__BRIEF__
Retype all of the entries word for word.

>> Begin EXTRACTED RECORDS

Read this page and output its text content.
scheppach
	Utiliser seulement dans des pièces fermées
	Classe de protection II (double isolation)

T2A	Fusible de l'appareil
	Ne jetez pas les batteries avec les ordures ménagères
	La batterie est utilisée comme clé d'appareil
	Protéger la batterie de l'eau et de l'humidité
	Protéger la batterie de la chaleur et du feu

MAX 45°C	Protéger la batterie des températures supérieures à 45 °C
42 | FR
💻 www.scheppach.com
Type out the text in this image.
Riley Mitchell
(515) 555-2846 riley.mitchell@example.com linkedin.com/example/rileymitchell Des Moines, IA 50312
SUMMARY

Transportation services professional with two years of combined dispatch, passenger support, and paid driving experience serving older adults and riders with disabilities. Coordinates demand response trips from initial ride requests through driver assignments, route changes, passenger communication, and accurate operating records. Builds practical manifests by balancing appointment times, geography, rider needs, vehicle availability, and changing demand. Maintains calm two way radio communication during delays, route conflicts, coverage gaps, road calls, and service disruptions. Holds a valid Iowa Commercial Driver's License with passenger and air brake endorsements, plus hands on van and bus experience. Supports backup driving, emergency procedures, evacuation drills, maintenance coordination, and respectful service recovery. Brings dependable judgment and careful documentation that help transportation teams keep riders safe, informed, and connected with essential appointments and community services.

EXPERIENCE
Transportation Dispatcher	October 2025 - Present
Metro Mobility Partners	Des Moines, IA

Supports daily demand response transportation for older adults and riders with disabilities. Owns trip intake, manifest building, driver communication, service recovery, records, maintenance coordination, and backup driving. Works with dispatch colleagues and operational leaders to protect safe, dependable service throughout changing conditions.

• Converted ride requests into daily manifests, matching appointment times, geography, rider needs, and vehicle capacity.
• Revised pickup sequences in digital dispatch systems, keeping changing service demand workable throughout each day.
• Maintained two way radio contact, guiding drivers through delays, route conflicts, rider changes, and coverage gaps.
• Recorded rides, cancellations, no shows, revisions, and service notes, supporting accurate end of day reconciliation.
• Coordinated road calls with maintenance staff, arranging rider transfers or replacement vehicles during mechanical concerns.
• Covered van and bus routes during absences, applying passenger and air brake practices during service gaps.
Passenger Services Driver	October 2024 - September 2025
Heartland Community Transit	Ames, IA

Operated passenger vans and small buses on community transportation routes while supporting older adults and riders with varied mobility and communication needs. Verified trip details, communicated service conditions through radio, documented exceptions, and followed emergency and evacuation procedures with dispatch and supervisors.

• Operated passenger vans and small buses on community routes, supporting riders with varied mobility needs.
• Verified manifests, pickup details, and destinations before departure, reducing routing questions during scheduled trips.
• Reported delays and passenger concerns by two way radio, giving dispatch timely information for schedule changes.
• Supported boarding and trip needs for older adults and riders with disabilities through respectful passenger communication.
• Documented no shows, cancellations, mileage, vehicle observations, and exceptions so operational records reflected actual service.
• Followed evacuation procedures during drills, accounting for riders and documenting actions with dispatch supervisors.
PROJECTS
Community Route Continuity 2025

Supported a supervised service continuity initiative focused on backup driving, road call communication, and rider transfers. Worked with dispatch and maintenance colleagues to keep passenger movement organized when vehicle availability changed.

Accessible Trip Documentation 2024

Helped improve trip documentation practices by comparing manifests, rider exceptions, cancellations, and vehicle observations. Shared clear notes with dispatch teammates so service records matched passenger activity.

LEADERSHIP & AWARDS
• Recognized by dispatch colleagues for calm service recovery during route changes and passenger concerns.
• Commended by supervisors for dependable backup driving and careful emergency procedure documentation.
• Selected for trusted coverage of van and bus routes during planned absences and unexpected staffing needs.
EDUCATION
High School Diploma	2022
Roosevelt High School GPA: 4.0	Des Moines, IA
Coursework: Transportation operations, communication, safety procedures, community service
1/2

>> End EXTRACTED RECORDS

__EXPECTED ANSWER__
Read this page and output its text content.
scheppach
	Utiliser seulement dans des pièces fermées
	Classe de protection II (double isolation)

T2A	Fusible de l'appareil
	Ne jetez pas les batteries avec les ordures ménagères
	La batterie est utilisée comme clé d'appareil
	Protéger la batterie de l'eau et de l'humidité
	Protéger la batterie de la chaleur et du feu

MAX 45°C	Protéger la batterie des températures supérieures à 45 °C
42 | FR
💻 www.scheppach.com
Type out the text in this image.
Riley Mitchell
(515) 555-2846 riley.mitchell@example.com linkedin.com/example/rileymitchell Des Moines, IA 50312
SUMMARY

Transportation services professional with two years of combined dispatch, passenger support, and paid driving experience serving older adults and riders with disabilities. Coordinates demand response trips from initial ride requests through driver assignments, route changes, passenger communication, and accurate operating records. Builds practical manifests by balancing appointment times, geography, rider needs, vehicle availability, and changing demand. Maintains calm two way radio communication during delays, route conflicts, coverage gaps, road calls, and service disruptions. Holds a valid Iowa Commercial Driver's License with passenger and air brake endorsements, plus hands on van and bus experience. Supports backup driving, emergency procedures, evacuation drills, maintenance coordination, and respectful service recovery. Brings dependable judgment and careful documentation that help transportation teams keep riders safe, informed, and connected with essential appointments and community services.

EXPERIENCE
Transportation Dispatcher	October 2025 - Present
Metro Mobility Partners	Des Moines, IA

Supports daily demand response transportation for older adults and riders with disabilities. Owns trip intake, manifest building, driver communication, service recovery, records, maintenance coordination, and backup driving. Works with dispatch colleagues and operational leaders to protect safe, dependable service throughout changing conditions.

• Converted ride requests into daily manifests, matching appointment times, geography, rider needs, and vehicle capacity.
• Revised pickup sequences in digital dispatch systems, keeping changing service demand workable throughout each day.
• Maintained two way radio contact, guiding drivers through delays, route conflicts, rider changes, and coverage gaps.
• Recorded rides, cancellations, no shows, revisions, and service notes, supporting accurate end of day reconciliation.
• Coordinated road calls with maintenance staff, arranging rider transfers or replacement vehicles during mechanical concerns.
• Covered van and bus routes during absences, applying passenger and air brake practices during service gaps.
Passenger Services Driver	October 2024 - September 2025
Heartland Community Transit	Ames, IA

Operated passenger vans and small buses on community transportation routes while supporting older adults and riders with varied mobility and communication needs. Verified trip details, communicated service conditions through radio, documented exceptions, and followed emergency and evacuation procedures with dispatch and supervisors.

• Operated passenger vans and small buses on community routes, supporting riders with varied mobility needs.
• Verified manifests, pickup details, and destinations before departure, reducing routing questions during scheduled trips.
• Reported delays and passenger concerns by two way radio, giving dispatch timely information for schedule changes.
• Supported boarding and trip needs for older adults and riders with disabilities through respectful passenger communication.
• Documented no shows, cancellations, mileage, vehicle observations, and exceptions so operational records reflected actual service.
• Followed evacuation procedures during drills, accounting for riders and documenting actions with dispatch supervisors.
PROJECTS
Community Route Continuity 2025

Supported a supervised service continuity initiative focused on backup driving, road call communication, and rider transfers. Worked with dispatch and maintenance colleagues to keep passenger movement organized when vehicle availability changed.

Accessible Trip Documentation 2024

Helped improve trip documentation practices by comparing manifests, rider exceptions, cancellations, and vehicle observations. Shared clear notes with dispatch teammates so service records matched passenger activity.

LEADERSHIP & AWARDS
• Recognized by dispatch colleagues for calm service recovery during route changes and passenger concerns.
• Commended by supervisors for dependable backup driving and careful emergency procedure documentation.
• Selected for trusted coverage of van and bus routes during planned absences and unexpected staffing needs.
EDUCATION
High School Diploma	2022
Roosevelt High School GPA: 4.0	Des Moines, IA
Coursework: Transportation operations, communication, safety procedures, community service
1/2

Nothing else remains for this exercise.